DATA EXTRACT:
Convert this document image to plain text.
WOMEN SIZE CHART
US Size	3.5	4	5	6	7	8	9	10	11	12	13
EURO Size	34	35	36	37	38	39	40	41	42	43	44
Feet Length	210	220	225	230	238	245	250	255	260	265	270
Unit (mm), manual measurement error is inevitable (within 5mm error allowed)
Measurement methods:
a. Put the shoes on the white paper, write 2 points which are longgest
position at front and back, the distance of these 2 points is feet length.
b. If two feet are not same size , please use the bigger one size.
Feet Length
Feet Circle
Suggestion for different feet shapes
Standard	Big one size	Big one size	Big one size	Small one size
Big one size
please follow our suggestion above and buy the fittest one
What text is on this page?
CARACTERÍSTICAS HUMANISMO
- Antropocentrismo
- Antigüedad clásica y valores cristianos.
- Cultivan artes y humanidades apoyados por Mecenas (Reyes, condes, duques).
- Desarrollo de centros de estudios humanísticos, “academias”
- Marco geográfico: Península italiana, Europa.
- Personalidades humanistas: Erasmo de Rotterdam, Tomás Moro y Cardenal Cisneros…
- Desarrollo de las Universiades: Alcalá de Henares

REQUIREMENT: Gather every line containing the word "text" and copy it.

EXERCISE RESPONSE:
Convert this document image to plain text.
What text is on this page?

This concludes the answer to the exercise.